### Records from a dataset
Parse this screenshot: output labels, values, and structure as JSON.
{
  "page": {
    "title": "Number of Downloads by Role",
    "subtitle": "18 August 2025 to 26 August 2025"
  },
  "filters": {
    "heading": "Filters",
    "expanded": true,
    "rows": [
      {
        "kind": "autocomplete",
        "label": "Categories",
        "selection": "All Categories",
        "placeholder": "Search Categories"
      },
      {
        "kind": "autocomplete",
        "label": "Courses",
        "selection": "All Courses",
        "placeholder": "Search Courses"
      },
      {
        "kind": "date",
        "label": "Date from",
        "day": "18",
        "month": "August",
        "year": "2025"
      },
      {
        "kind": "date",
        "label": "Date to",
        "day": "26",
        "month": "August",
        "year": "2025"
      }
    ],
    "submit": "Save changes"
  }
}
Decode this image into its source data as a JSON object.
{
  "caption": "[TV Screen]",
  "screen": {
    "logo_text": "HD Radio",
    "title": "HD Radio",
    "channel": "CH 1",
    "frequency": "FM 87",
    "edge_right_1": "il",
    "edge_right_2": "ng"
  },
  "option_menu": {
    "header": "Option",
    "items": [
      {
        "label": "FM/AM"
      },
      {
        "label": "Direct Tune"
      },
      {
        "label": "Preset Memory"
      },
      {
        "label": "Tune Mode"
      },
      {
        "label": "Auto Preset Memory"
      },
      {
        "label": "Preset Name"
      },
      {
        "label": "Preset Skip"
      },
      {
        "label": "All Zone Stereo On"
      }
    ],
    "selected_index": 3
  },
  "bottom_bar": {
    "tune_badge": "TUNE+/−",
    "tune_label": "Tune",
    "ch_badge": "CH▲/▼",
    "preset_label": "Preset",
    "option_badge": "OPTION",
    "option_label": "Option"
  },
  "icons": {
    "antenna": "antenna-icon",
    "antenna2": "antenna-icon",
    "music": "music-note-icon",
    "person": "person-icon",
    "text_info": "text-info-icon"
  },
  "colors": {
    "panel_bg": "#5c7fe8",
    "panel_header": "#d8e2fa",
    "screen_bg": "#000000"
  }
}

### Exercise description
Provide the number of lines in these entries that hold the word "selection", without any accompanying text.

### Complete output
2